◆ What the task requires
Go through the entries below and count the lines holding the word "revenue". Reply with only the number, please.

◆ Extracted material
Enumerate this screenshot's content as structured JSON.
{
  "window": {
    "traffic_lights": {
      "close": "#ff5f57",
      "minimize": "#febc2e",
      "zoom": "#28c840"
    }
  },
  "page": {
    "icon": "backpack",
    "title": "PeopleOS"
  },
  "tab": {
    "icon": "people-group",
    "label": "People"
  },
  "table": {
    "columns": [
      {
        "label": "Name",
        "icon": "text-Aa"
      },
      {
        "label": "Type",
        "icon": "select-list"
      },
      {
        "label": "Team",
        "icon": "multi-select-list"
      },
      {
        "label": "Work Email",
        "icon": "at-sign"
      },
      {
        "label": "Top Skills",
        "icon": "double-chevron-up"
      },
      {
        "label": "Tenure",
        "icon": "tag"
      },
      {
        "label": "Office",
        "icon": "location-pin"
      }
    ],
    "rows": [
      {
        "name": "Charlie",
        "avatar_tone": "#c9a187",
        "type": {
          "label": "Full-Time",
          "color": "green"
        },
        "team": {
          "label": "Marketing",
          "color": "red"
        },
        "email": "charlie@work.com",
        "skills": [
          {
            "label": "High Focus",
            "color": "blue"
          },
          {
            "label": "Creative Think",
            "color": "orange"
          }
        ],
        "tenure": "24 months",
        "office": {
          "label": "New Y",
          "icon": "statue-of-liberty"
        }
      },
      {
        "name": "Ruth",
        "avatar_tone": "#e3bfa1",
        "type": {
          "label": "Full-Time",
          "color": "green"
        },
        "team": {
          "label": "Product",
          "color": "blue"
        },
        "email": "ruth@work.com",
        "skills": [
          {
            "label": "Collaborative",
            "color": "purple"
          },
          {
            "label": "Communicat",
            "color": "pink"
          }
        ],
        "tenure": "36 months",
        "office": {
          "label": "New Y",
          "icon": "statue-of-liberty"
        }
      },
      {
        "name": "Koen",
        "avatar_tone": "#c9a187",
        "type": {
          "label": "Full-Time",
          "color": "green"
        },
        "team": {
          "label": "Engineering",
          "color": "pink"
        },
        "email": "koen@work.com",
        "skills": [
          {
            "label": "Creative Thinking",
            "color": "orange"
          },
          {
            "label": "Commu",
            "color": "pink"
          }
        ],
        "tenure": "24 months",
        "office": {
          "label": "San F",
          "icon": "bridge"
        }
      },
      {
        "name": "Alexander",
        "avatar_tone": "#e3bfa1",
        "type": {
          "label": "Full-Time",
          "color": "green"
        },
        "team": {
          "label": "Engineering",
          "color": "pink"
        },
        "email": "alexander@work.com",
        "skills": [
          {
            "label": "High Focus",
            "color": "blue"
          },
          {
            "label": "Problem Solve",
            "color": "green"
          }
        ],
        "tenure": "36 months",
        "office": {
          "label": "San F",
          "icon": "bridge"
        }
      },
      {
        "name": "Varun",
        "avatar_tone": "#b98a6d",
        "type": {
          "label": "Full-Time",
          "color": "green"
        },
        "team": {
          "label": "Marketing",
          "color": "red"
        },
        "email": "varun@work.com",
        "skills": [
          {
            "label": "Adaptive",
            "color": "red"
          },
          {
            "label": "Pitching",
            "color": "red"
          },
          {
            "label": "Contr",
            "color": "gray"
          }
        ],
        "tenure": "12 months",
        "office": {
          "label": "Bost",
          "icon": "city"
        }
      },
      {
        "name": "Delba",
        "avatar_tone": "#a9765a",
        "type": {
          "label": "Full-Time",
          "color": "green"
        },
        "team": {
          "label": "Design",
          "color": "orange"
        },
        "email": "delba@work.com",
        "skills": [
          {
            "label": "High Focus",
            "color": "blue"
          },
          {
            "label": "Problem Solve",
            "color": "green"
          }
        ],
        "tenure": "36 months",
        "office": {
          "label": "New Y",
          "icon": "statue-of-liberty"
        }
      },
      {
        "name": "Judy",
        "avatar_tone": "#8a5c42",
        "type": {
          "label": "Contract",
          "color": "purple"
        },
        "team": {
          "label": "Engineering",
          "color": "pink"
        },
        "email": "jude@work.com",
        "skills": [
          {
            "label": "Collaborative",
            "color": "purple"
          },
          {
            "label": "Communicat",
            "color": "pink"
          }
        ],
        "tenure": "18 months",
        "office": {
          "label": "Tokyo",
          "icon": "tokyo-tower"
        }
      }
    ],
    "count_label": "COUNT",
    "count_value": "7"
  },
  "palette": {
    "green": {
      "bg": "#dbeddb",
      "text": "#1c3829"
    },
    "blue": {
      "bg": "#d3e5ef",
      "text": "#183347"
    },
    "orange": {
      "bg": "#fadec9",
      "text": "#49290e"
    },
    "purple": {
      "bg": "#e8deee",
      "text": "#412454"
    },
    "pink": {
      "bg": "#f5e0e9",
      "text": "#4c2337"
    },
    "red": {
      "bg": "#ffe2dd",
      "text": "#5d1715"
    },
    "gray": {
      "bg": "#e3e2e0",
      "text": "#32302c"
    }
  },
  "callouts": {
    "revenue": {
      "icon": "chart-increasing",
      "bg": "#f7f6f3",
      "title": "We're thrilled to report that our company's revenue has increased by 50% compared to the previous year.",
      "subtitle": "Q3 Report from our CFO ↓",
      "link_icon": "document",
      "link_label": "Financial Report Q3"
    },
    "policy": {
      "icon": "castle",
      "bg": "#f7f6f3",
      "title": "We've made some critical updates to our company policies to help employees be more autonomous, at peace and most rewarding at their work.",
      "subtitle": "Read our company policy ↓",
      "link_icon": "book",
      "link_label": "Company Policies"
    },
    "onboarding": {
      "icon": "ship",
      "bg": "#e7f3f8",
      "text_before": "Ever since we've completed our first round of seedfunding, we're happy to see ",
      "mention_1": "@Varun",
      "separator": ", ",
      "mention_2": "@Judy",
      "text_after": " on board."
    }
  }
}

◆ Solution to this exercise
2